### [Problem statement]
Below are some entries. Output each one exactly as it appears.

== Segment start ==

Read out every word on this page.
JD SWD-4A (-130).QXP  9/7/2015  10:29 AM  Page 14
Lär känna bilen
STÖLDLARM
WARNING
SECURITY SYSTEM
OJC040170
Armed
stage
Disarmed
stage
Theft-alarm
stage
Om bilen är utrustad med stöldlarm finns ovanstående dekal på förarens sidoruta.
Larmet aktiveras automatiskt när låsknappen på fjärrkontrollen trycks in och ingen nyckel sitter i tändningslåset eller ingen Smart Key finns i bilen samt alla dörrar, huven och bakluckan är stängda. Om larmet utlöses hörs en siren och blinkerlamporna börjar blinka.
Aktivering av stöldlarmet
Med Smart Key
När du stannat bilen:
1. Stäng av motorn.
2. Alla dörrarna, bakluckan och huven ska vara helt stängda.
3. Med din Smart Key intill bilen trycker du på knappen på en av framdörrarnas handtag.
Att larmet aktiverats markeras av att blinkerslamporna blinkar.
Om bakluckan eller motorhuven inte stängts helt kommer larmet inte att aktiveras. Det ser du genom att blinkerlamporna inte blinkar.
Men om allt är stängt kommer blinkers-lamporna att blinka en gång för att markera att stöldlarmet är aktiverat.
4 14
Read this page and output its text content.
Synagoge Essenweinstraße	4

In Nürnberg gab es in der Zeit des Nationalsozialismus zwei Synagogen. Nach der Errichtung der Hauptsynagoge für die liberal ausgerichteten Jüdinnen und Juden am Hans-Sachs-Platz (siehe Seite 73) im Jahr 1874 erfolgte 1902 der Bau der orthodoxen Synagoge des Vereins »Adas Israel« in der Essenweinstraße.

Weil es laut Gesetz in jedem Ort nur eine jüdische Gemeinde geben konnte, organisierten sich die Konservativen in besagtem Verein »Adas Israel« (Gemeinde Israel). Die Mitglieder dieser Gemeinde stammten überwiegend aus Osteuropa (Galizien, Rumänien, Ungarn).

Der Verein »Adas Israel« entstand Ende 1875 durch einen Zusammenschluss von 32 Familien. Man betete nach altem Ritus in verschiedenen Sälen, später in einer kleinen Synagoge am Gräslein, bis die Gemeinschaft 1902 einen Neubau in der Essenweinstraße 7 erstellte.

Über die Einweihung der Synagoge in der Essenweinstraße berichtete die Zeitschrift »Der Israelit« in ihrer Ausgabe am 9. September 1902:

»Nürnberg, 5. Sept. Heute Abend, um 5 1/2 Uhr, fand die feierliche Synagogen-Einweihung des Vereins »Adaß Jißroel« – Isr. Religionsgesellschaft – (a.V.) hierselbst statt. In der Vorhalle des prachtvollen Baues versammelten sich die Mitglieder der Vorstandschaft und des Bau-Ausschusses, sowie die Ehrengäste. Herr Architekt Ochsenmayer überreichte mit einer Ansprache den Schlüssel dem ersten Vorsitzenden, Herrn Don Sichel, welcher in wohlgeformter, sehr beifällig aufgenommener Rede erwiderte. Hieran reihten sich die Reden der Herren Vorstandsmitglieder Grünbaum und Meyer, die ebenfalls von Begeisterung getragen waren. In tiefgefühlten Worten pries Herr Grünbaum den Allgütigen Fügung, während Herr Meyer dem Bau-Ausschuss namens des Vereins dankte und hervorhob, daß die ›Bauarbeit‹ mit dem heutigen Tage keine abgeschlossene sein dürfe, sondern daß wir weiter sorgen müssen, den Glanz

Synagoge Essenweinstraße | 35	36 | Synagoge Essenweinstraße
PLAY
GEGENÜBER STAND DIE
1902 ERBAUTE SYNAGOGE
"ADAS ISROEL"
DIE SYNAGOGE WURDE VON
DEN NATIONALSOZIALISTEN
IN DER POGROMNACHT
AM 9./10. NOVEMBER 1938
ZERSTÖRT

== Segment end ==

### [Task output]
Read out every word on this page.
JD SWD-4A (-130).QXP  9/7/2015  10:29 AM  Page 14
Lär känna bilen
STÖLDLARM
WARNING
SECURITY SYSTEM
OJC040170
Armed
stage
Disarmed
stage
Theft-alarm
stage
Om bilen är utrustad med stöldlarm finns ovanstående dekal på förarens sidoruta.
Larmet aktiveras automatiskt när låsknappen på fjärrkontrollen trycks in och ingen nyckel sitter i tändningslåset eller ingen Smart Key finns i bilen samt alla dörrar, huven och bakluckan är stängda. Om larmet utlöses hörs en siren och blinkerlamporna börjar blinka.
Aktivering av stöldlarmet
Med Smart Key
När du stannat bilen:
1. Stäng av motorn.
2. Alla dörrarna, bakluckan och huven ska vara helt stängda.
3. Med din Smart Key intill bilen trycker du på knappen på en av framdörrarnas handtag.
Att larmet aktiverats markeras av att blinkerslamporna blinkar.
Om bakluckan eller motorhuven inte stängts helt kommer larmet inte att aktiveras. Det ser du genom att blinkerlamporna inte blinkar.
Men om allt är stängt kommer blinkers-lamporna att blinka en gång för att markera att stöldlarmet är aktiverat.
4 14
Read this page and output its text content.
Synagoge Essenweinstraße	4

In Nürnberg gab es in der Zeit des Nationalsozialismus zwei Synagogen. Nach der Errichtung der Hauptsynagoge für die liberal ausgerichteten Jüdinnen und Juden am Hans-Sachs-Platz (siehe Seite 73) im Jahr 1874 erfolgte 1902 der Bau der orthodoxen Synagoge des Vereins »Adas Israel« in der Essenweinstraße.

Weil es laut Gesetz in jedem Ort nur eine jüdische Gemeinde geben konnte, organisierten sich die Konservativen in besagtem Verein »Adas Israel« (Gemeinde Israel). Die Mitglieder dieser Gemeinde stammten überwiegend aus Osteuropa (Galizien, Rumänien, Ungarn).

Der Verein »Adas Israel« entstand Ende 1875 durch einen Zusammenschluss von 32 Familien. Man betete nach altem Ritus in verschiedenen Sälen, später in einer kleinen Synagoge am Gräslein, bis die Gemeinschaft 1902 einen Neubau in der Essenweinstraße 7 erstellte.

Über die Einweihung der Synagoge in der Essenweinstraße berichtete die Zeitschrift »Der Israelit« in ihrer Ausgabe am 9. September 1902:

»Nürnberg, 5. Sept. Heute Abend, um 5 1/2 Uhr, fand die feierliche Synagogen-Einweihung des Vereins »Adaß Jißroel« – Isr. Religionsgesellschaft – (a.V.) hierselbst statt. In der Vorhalle des prachtvollen Baues versammelten sich die Mitglieder der Vorstandschaft und des Bau-Ausschusses, sowie die Ehrengäste. Herr Architekt Ochsenmayer überreichte mit einer Ansprache den Schlüssel dem ersten Vorsitzenden, Herrn Don Sichel, welcher in wohlgeformter, sehr beifällig aufgenommener Rede erwiderte. Hieran reihten sich die Reden der Herren Vorstandsmitglieder Grünbaum und Meyer, die ebenfalls von Begeisterung getragen waren. In tiefgefühlten Worten pries Herr Grünbaum den Allgütigen Fügung, während Herr Meyer dem Bau-Ausschuss namens des Vereins dankte und hervorhob, daß die ›Bauarbeit‹ mit dem heutigen Tage keine abgeschlossene sein dürfe, sondern daß wir weiter sorgen müssen, den Glanz

Synagoge Essenweinstraße | 35	36 | Synagoge Essenweinstraße
PLAY
GEGENÜBER STAND DIE
1902 ERBAUTE SYNAGOGE
"ADAS ISROEL"
DIE SYNAGOGE WURDE VON
DEN NATIONALSOZIALISTEN
IN DER POGROMNACHT
AM 9./10. NOVEMBER 1938
ZERSTÖRT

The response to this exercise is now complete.